## Raw data
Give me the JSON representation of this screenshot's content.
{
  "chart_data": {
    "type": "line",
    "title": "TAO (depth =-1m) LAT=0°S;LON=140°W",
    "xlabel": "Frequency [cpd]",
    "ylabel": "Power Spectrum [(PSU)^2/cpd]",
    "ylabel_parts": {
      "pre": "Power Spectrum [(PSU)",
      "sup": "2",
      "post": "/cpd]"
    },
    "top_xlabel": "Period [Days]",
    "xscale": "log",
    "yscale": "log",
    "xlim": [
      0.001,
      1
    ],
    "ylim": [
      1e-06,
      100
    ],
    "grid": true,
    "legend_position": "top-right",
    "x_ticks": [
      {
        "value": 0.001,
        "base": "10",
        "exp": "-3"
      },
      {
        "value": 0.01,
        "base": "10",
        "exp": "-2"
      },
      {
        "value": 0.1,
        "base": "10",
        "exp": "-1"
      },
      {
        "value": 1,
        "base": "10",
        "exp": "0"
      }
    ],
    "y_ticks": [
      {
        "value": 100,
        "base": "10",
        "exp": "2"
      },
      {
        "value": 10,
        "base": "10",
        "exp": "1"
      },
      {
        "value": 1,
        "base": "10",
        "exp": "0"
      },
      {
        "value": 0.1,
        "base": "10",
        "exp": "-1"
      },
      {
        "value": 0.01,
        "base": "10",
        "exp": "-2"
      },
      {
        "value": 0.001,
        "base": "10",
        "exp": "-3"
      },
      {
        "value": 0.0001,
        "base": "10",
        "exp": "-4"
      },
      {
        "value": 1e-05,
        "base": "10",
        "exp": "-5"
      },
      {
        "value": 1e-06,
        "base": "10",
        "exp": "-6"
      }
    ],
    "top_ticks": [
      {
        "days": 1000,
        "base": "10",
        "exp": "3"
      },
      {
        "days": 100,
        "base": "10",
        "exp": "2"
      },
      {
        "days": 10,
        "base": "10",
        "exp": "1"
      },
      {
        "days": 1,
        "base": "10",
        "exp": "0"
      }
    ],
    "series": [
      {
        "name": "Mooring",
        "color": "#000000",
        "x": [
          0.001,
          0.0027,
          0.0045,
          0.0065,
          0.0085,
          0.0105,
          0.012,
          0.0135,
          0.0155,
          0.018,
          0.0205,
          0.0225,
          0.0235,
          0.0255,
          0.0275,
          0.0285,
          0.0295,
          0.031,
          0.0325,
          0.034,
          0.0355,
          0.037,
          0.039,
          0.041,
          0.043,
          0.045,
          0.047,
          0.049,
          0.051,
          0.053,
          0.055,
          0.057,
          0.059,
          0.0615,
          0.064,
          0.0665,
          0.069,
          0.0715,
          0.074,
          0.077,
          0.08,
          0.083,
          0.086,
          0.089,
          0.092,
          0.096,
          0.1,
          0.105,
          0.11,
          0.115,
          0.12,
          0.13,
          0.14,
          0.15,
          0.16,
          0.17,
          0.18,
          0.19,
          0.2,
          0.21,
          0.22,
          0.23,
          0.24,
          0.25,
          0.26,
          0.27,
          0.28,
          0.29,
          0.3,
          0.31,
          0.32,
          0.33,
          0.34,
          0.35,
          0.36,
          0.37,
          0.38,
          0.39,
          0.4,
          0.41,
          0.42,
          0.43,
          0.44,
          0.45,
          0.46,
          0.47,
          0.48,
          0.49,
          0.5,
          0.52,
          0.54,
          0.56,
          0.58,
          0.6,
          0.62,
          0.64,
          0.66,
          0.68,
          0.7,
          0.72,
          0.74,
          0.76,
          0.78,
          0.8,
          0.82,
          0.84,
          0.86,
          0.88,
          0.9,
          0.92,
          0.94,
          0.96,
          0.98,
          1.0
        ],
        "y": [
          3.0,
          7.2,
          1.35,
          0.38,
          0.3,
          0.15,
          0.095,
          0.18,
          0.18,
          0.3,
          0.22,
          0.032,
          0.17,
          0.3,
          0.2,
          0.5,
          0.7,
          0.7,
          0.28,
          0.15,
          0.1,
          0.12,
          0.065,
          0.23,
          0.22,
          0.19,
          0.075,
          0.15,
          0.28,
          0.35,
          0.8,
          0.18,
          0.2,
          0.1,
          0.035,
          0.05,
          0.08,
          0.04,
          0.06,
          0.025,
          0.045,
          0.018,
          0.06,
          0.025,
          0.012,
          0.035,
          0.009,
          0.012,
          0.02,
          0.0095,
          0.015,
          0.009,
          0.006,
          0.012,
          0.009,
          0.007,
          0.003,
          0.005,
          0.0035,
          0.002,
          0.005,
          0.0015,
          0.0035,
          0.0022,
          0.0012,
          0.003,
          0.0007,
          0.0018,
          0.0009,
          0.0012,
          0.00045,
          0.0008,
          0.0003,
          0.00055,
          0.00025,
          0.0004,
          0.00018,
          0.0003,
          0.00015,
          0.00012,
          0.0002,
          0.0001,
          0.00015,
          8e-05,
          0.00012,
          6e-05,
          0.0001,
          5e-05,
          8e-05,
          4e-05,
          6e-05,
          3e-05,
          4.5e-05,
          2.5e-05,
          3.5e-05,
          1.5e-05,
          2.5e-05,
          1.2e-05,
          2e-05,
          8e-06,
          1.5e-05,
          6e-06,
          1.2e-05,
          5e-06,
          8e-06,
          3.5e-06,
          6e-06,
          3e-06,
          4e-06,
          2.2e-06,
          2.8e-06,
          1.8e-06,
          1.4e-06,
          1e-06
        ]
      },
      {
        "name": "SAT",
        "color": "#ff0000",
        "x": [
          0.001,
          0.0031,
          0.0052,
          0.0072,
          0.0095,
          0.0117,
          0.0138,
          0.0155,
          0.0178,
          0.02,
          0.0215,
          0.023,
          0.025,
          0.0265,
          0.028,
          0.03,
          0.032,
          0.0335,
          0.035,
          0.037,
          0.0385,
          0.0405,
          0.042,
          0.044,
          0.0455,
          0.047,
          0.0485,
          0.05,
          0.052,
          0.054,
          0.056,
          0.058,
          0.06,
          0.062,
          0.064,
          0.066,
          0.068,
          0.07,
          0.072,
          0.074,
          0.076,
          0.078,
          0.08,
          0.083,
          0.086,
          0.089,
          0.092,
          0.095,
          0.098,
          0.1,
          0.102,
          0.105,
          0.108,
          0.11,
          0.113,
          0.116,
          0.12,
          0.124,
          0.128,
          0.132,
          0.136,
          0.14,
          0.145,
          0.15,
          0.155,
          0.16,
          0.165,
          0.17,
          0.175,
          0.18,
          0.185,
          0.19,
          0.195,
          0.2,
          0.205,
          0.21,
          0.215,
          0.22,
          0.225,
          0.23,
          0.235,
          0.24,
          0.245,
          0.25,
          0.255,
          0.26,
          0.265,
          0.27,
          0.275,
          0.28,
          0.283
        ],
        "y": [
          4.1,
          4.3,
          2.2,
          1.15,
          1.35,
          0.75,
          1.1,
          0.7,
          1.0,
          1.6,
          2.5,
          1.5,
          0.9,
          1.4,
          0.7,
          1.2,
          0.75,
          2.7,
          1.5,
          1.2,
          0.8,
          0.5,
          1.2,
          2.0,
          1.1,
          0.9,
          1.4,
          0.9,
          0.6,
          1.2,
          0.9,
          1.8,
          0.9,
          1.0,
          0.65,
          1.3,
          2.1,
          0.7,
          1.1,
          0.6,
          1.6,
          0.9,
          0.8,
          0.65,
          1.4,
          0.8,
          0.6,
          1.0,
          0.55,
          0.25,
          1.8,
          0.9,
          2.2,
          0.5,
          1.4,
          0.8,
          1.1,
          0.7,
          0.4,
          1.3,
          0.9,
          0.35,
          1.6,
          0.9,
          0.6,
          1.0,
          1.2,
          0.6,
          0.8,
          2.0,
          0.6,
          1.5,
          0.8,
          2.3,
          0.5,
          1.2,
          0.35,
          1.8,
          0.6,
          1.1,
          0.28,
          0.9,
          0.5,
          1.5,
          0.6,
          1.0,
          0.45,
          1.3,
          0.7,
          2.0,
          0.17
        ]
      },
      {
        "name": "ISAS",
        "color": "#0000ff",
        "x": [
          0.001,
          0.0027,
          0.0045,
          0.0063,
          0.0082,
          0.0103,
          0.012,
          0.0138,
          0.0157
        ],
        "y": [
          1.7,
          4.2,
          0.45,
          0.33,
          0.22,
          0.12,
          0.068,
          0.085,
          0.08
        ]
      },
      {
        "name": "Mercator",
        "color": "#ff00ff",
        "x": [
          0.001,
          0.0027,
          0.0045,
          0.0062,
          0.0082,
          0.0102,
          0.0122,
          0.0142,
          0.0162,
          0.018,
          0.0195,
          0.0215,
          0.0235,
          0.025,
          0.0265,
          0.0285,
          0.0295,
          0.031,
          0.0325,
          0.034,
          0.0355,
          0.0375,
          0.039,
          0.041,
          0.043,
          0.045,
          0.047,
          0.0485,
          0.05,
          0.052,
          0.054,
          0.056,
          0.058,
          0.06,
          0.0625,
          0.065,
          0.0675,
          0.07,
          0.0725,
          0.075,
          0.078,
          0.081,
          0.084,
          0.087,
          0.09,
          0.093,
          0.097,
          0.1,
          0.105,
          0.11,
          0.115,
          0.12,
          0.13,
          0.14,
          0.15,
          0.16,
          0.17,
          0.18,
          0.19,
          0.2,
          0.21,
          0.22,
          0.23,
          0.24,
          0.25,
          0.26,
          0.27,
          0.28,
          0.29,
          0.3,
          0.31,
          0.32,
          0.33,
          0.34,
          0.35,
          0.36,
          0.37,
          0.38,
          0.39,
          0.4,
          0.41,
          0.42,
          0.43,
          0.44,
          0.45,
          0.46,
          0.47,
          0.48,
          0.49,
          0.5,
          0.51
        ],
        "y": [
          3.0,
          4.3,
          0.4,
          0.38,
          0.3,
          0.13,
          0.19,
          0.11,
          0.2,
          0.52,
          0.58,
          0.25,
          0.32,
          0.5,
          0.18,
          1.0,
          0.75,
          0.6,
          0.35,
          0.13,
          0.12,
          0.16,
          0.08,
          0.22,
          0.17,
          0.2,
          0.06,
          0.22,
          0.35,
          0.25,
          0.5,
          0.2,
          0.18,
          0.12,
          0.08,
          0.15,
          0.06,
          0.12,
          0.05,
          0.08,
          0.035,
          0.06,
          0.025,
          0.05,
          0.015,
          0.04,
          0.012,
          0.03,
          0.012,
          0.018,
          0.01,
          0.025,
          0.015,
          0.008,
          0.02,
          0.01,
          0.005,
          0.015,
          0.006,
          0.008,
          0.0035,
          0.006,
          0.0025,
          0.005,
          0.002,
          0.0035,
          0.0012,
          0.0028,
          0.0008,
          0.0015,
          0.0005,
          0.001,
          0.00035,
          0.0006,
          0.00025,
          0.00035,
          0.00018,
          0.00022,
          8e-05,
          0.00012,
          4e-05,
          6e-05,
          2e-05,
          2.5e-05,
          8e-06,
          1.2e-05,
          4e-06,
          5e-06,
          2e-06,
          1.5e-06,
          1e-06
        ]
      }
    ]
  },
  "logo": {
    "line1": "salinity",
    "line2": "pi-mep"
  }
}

## Goal of the exercise
Your answer should be a single number: the count of lines containing the word "color".

## Solution to the problem
4